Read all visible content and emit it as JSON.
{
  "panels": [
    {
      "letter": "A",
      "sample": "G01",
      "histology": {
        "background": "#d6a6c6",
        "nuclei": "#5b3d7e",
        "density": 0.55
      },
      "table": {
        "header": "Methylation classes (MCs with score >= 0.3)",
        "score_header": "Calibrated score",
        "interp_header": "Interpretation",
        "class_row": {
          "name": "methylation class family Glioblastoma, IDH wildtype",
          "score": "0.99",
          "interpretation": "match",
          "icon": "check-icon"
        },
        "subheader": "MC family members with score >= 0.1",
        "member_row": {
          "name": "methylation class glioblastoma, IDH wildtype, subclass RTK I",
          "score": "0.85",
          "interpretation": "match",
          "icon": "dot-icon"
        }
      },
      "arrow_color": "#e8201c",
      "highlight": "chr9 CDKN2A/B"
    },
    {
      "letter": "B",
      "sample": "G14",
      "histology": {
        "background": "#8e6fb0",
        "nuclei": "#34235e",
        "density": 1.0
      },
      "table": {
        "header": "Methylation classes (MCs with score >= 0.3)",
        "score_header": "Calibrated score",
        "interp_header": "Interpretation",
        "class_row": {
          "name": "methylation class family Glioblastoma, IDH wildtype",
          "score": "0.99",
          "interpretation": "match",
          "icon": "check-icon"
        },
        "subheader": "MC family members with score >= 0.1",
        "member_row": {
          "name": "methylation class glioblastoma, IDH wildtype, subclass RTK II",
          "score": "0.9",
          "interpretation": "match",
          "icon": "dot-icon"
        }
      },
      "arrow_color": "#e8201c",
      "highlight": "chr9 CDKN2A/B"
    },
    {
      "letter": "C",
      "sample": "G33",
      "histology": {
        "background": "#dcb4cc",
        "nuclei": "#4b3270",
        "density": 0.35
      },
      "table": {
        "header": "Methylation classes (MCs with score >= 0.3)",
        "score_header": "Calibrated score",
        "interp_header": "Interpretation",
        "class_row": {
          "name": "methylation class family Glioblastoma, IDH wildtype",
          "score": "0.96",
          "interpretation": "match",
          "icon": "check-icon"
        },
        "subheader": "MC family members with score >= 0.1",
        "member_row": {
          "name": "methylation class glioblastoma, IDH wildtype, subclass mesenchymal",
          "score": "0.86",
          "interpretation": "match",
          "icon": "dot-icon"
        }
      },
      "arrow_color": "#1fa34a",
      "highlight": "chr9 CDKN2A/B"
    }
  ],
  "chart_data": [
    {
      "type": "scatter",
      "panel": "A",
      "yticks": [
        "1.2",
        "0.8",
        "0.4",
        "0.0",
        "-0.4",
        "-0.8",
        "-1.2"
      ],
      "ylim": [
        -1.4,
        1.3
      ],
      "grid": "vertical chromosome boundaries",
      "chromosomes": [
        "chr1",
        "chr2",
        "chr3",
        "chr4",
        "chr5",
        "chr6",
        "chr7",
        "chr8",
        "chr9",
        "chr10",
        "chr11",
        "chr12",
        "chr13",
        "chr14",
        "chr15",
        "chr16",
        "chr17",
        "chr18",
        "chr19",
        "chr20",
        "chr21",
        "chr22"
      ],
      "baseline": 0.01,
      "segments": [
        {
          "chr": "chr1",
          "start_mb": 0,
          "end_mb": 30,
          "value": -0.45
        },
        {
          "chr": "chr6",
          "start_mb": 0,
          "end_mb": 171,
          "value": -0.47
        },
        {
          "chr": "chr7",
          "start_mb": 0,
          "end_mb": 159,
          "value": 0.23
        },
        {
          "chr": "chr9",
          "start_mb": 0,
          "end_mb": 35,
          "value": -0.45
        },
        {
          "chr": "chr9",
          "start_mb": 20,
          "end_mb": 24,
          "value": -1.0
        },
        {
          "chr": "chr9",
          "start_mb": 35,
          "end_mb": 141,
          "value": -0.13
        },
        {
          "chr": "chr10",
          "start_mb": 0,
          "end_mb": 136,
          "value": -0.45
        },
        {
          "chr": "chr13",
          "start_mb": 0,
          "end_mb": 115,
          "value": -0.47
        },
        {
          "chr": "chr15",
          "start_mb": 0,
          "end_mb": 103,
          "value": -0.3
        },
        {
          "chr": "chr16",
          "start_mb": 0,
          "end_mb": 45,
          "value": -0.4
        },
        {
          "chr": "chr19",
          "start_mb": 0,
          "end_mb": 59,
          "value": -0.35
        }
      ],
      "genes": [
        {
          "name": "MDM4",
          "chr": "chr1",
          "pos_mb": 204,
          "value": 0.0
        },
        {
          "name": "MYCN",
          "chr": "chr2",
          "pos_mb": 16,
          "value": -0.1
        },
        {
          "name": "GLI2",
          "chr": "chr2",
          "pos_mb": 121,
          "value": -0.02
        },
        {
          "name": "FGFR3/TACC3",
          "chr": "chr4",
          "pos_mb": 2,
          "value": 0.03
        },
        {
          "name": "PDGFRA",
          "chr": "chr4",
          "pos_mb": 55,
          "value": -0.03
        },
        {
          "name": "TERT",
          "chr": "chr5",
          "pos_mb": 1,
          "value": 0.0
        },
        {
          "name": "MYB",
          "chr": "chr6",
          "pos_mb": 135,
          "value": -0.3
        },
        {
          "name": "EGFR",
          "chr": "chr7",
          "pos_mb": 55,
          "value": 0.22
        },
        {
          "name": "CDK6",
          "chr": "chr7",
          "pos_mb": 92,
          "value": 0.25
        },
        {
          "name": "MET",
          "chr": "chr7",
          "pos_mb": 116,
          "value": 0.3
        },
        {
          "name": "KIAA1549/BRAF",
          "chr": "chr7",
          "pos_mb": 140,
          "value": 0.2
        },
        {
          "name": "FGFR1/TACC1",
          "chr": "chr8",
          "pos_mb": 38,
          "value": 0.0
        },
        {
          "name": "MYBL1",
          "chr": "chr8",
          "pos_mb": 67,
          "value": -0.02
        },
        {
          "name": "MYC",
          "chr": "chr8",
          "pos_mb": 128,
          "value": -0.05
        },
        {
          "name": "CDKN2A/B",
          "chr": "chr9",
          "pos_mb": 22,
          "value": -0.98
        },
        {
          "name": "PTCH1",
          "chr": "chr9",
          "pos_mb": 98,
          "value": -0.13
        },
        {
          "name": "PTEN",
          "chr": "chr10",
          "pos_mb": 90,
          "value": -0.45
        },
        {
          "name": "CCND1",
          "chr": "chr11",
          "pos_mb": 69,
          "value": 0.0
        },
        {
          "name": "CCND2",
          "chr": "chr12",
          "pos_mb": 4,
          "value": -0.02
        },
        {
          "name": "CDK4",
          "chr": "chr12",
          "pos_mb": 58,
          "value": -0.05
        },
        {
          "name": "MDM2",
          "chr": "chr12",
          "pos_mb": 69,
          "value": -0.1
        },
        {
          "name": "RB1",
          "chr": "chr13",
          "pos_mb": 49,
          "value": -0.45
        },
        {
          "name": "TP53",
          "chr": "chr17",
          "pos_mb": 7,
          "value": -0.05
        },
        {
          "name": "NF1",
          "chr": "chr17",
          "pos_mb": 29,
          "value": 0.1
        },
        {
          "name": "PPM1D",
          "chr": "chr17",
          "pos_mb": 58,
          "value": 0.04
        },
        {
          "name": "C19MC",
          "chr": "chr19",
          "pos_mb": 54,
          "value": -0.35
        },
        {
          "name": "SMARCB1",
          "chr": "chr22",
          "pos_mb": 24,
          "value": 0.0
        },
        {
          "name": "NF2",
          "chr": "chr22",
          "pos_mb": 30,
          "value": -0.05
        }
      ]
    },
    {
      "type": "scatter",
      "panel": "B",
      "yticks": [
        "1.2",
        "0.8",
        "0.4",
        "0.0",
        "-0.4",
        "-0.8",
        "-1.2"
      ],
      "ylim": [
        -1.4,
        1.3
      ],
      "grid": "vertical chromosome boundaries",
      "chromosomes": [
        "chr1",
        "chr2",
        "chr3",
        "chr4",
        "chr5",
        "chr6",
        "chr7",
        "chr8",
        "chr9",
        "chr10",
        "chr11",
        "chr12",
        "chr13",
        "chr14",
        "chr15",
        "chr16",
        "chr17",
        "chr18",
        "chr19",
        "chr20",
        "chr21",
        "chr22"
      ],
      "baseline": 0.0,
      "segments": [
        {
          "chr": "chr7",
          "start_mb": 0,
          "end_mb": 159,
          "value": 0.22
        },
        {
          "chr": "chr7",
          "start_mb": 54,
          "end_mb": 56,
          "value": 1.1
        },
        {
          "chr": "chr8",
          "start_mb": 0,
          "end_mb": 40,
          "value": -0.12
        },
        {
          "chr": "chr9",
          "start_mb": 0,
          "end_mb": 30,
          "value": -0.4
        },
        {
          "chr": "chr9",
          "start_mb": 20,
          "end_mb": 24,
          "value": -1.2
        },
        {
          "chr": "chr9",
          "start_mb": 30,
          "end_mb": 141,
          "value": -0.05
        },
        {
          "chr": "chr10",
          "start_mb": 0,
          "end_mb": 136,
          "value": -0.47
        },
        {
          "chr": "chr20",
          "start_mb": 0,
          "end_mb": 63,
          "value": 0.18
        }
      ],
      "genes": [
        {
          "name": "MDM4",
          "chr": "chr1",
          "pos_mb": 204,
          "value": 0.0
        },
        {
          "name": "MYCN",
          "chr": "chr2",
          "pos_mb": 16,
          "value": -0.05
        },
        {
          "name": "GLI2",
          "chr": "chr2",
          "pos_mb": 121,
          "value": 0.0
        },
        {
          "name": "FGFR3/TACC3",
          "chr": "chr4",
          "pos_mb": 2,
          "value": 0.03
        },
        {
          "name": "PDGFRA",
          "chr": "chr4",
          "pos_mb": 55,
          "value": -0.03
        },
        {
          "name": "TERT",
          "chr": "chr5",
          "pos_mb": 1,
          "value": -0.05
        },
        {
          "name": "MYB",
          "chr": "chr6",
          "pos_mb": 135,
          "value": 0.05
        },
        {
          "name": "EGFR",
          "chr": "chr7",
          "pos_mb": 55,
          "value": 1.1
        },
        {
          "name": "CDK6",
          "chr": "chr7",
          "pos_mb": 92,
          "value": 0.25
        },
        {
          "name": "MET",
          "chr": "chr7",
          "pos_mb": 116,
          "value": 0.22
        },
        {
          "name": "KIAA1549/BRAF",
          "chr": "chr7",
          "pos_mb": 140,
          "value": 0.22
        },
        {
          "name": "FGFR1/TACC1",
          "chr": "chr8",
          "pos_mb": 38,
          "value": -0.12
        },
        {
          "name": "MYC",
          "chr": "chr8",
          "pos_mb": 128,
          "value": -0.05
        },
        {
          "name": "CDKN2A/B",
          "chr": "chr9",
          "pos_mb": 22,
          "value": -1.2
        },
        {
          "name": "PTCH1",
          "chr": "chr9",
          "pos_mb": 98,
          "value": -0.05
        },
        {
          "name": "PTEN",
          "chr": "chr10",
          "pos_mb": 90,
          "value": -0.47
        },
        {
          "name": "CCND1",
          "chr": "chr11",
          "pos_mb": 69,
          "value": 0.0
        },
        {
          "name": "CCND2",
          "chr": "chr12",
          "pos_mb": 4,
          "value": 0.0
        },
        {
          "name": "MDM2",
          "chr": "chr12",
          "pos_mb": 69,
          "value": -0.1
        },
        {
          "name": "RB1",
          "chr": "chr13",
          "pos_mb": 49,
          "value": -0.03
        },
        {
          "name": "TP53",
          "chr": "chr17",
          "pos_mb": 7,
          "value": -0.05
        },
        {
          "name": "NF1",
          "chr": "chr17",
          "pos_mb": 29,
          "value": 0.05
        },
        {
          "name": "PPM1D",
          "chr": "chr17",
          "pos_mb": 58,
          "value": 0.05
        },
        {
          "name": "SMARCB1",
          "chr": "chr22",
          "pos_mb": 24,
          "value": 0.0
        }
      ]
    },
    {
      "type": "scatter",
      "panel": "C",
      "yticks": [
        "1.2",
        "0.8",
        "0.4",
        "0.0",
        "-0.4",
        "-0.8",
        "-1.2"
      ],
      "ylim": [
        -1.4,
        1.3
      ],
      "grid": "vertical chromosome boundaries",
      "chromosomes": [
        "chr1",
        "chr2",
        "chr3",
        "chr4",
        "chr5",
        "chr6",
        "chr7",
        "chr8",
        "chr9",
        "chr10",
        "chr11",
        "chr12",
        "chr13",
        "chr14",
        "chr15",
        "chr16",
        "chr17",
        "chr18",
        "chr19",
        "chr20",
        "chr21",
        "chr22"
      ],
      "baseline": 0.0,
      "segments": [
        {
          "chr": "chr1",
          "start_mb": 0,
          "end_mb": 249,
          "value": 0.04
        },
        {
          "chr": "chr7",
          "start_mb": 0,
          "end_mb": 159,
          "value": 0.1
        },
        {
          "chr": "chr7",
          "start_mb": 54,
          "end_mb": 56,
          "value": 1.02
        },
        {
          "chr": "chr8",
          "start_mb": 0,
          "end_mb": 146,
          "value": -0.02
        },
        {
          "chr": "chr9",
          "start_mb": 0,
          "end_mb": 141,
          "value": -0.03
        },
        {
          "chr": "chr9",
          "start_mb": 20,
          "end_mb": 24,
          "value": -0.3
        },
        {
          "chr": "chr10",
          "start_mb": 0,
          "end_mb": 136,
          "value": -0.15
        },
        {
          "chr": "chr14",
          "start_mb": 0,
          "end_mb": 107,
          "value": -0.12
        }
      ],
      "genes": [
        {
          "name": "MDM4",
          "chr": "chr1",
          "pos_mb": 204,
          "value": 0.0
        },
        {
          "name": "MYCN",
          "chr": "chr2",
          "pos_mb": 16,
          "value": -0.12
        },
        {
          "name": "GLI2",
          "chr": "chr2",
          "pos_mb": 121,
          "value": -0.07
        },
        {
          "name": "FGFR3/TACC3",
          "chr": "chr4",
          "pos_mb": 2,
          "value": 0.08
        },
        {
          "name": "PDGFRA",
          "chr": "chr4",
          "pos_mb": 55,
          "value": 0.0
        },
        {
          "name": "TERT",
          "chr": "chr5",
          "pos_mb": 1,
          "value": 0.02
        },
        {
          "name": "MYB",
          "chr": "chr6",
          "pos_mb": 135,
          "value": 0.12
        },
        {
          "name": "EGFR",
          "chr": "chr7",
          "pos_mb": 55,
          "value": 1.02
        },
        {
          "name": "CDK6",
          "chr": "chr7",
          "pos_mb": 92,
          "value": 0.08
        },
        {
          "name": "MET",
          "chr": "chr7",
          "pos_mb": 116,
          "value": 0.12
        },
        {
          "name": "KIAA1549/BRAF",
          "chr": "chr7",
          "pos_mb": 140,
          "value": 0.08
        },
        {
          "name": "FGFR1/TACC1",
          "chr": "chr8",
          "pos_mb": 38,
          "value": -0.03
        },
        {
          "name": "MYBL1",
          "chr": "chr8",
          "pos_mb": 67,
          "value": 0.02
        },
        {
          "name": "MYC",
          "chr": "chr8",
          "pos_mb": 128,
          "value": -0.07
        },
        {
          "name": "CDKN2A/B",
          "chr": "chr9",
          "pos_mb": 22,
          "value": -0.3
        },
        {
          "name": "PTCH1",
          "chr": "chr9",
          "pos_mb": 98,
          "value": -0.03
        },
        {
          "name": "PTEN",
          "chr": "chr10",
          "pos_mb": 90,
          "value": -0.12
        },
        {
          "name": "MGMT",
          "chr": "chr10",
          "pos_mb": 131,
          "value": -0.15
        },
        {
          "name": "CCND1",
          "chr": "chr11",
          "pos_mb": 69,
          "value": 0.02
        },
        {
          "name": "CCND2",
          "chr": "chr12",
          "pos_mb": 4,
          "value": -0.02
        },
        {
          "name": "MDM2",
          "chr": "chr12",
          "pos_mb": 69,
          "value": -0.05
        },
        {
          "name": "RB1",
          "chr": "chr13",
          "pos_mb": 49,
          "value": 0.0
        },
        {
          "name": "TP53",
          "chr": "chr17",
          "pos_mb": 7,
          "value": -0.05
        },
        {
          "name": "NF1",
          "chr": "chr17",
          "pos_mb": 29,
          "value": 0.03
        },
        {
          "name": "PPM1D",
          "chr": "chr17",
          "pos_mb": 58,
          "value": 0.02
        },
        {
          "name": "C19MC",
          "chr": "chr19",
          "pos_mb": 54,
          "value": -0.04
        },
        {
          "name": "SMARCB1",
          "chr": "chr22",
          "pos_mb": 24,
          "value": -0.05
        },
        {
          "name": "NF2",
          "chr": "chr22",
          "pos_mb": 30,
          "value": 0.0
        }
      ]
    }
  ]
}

____

Your assignment >>
Every line of the data that includes the word "background" should be copied.

Result of the task >>
        "background": "#d6a6c6",
        "background": "#8e6fb0",
        "background": "#dcb4cc",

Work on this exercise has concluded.